**SHORT EXERCISE:** All the data below goes into the copy word for word, but the pictures don't.

BEGIN RECORD SET

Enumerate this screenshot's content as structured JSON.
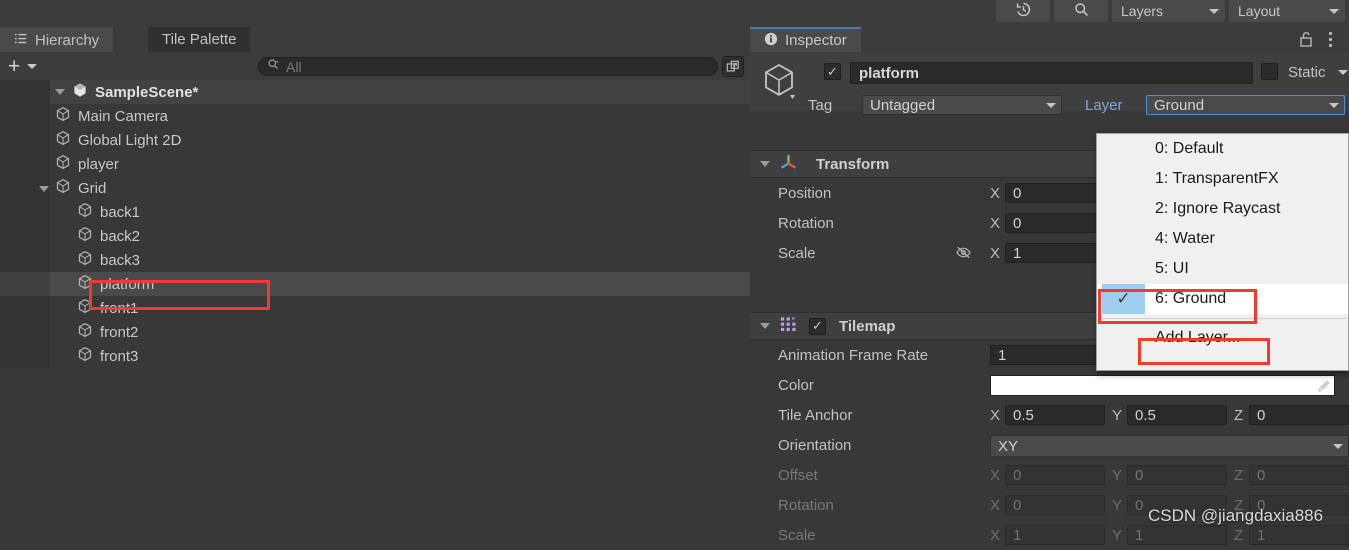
{
  "toolbar": {
    "history_icon": "history-icon",
    "search_icon": "search-icon",
    "layers_label": "Layers",
    "layout_label": "Layout"
  },
  "hierarchy": {
    "tabs": [
      {
        "label": "Hierarchy",
        "icon": "hierarchy-icon",
        "active": true
      },
      {
        "label": "Tile Palette",
        "icon": "",
        "active": false
      }
    ],
    "add_button": "+",
    "search": {
      "value": "",
      "placeholder": "All",
      "icon": "search-icon"
    },
    "scene": {
      "label": "SampleScene*",
      "expanded": true
    },
    "items": [
      {
        "label": "Main Camera",
        "depth": 2,
        "expandable": false,
        "selected": false
      },
      {
        "label": "Global Light 2D",
        "depth": 2,
        "expandable": false,
        "selected": false
      },
      {
        "label": "player",
        "depth": 2,
        "expandable": false,
        "selected": false
      },
      {
        "label": "Grid",
        "depth": 2,
        "expandable": true,
        "selected": false
      },
      {
        "label": "back1",
        "depth": 3,
        "expandable": false,
        "selected": false
      },
      {
        "label": "back2",
        "depth": 3,
        "expandable": false,
        "selected": false
      },
      {
        "label": "back3",
        "depth": 3,
        "expandable": false,
        "selected": false
      },
      {
        "label": "platform",
        "depth": 3,
        "expandable": false,
        "selected": true
      },
      {
        "label": "front1",
        "depth": 3,
        "expandable": false,
        "selected": false
      },
      {
        "label": "front2",
        "depth": 3,
        "expandable": false,
        "selected": false
      },
      {
        "label": "front3",
        "depth": 3,
        "expandable": false,
        "selected": false
      }
    ]
  },
  "inspector": {
    "tab_label": "Inspector",
    "lock_icon": "unlocked-padlock-icon",
    "menu_icon": "kebab-menu-icon",
    "object": {
      "enabled": true,
      "name": "platform",
      "static_label": "Static",
      "static_checked": false,
      "tag_label": "Tag",
      "tag_value": "Untagged",
      "layer_label": "Layer",
      "layer_value": "Ground"
    },
    "transform": {
      "title": "Transform",
      "icon": "transform-axis-icon",
      "expanded": true,
      "rows": [
        {
          "label": "Position",
          "x": "0",
          "locked_icon": false
        },
        {
          "label": "Rotation",
          "x": "0",
          "locked_icon": false
        },
        {
          "label": "Scale",
          "x": "1",
          "locked_icon": true
        }
      ]
    },
    "tilemap": {
      "title": "Tilemap",
      "icon": "tilemap-grid-icon",
      "enabled": true,
      "expanded": true,
      "animation_frame_rate": {
        "label": "Animation Frame Rate",
        "value": "1"
      },
      "color": {
        "label": "Color",
        "value": "#ffffff",
        "eyedropper_icon": "eyedropper-icon"
      },
      "tile_anchor": {
        "label": "Tile Anchor",
        "x": "0.5",
        "y": "0.5",
        "z": "0",
        "disabled": false
      },
      "orientation": {
        "label": "Orientation",
        "value": "XY"
      },
      "offset": {
        "label": "Offset",
        "x": "0",
        "y": "0",
        "z": "0",
        "disabled": true
      },
      "rotation": {
        "label": "Rotation",
        "x": "0",
        "y": "0",
        "z": "0",
        "disabled": true
      },
      "scale": {
        "label": "Scale",
        "x": "1",
        "y": "1",
        "z": "1",
        "disabled": true
      }
    }
  },
  "layer_menu": {
    "items": [
      {
        "label": "0: Default",
        "checked": false
      },
      {
        "label": "1: TransparentFX",
        "checked": false
      },
      {
        "label": "2: Ignore Raycast",
        "checked": false
      },
      {
        "label": "4: Water",
        "checked": false
      },
      {
        "label": "5: UI",
        "checked": false
      },
      {
        "label": "6: Ground",
        "checked": true
      }
    ],
    "add_layer_label": "Add Layer...",
    "check_glyph": "✓"
  },
  "watermark": "CSDN @jiangdaxia886",
  "colors": {
    "accent_blue": "#4a90d9",
    "annotation_red": "#f43a2e",
    "menu_highlight": "#9ecdf0",
    "panel_bg": "#383838"
  }
}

END RECORD SET

**RESPONSE:**
Enumerate this screenshot's content as structured JSON.
{
  "toolbar": {
    "history_icon": "history-icon",
    "search_icon": "search-icon",
    "layers_label": "Layers",
    "layout_label": "Layout"
  },
  "hierarchy": {
    "tabs": [
      {
        "label": "Hierarchy",
        "icon": "hierarchy-icon",
        "active": true
      },
      {
        "label": "Tile Palette",
        "icon": "",
        "active": false
      }
    ],
    "add_button": "+",
    "search": {
      "value": "",
      "placeholder": "All",
      "icon": "search-icon"
    },
    "scene": {
      "label": "SampleScene*",
      "expanded": true
    },
    "items": [
      {
        "label": "Main Camera",
        "depth": 2,
        "expandable": false,
        "selected": false
      },
      {
        "label": "Global Light 2D",
        "depth": 2,
        "expandable": false,
        "selected": false
      },
      {
        "label": "player",
        "depth": 2,
        "expandable": false,
        "selected": false
      },
      {
        "label": "Grid",
        "depth": 2,
        "expandable": true,
        "selected": false
      },
      {
        "label": "back1",
        "depth": 3,
        "expandable": false,
        "selected": false
      },
      {
        "label": "back2",
        "depth": 3,
        "expandable": false,
        "selected": false
      },
      {
        "label": "back3",
        "depth": 3,
        "expandable": false,
        "selected": false
      },
      {
        "label": "platform",
        "depth": 3,
        "expandable": false,
        "selected": true
      },
      {
        "label": "front1",
        "depth": 3,
        "expandable": false,
        "selected": false
      },
      {
        "label": "front2",
        "depth": 3,
        "expandable": false,
        "selected": false
      },
      {
        "label": "front3",
        "depth": 3,
        "expandable": false,
        "selected": false
      }
    ]
  },
  "inspector": {
    "tab_label": "Inspector",
    "lock_icon": "unlocked-padlock-icon",
    "menu_icon": "kebab-menu-icon",
    "object": {
      "enabled": true,
      "name": "platform",
      "static_label": "Static",
      "static_checked": false,
      "tag_label": "Tag",
      "tag_value": "Untagged",
      "layer_label": "Layer",
      "layer_value": "Ground"
    },
    "transform": {
      "title": "Transform",
      "icon": "transform-axis-icon",
      "expanded": true,
      "rows": [
        {
          "label": "Position",
          "x": "0",
          "locked_icon": false
        },
        {
          "label": "Rotation",
          "x": "0",
          "locked_icon": false
        },
        {
          "label": "Scale",
          "x": "1",
          "locked_icon": true
        }
      ]
    },
    "tilemap": {
      "title": "Tilemap",
      "icon": "tilemap-grid-icon",
      "enabled": true,
      "expanded": true,
      "animation_frame_rate": {
        "label": "Animation Frame Rate",
        "value": "1"
      },
      "color": {
        "label": "Color",
        "value": "#ffffff",
        "eyedropper_icon": "eyedropper-icon"
      },
      "tile_anchor": {
        "label": "Tile Anchor",
        "x": "0.5",
        "y": "0.5",
        "z": "0",
        "disabled": false
      },
      "orientation": {
        "label": "Orientation",
        "value": "XY"
      },
      "offset": {
        "label": "Offset",
        "x": "0",
        "y": "0",
        "z": "0",
        "disabled": true
      },
      "rotation": {
        "label": "Rotation",
        "x": "0",
        "y": "0",
        "z": "0",
        "disabled": true
      },
      "scale": {
        "label": "Scale",
        "x": "1",
        "y": "1",
        "z": "1",
        "disabled": true
      }
    }
  },
  "layer_menu": {
    "items": [
      {
        "label": "0: Default",
        "checked": false
      },
      {
        "label": "1: TransparentFX",
        "checked": false
      },
      {
        "label": "2: Ignore Raycast",
        "checked": false
      },
      {
        "label": "4: Water",
        "checked": false
      },
      {
        "label": "5: UI",
        "checked": false
      },
      {
        "label": "6: Ground",
        "checked": true
      }
    ],
    "add_layer_label": "Add Layer...",
    "check_glyph": "✓"
  },
  "watermark": "CSDN @jiangdaxia886",
  "colors": {
    "accent_blue": "#4a90d9",
    "annotation_red": "#f43a2e",
    "menu_highlight": "#9ecdf0",
    "panel_bg": "#383838"
  }
}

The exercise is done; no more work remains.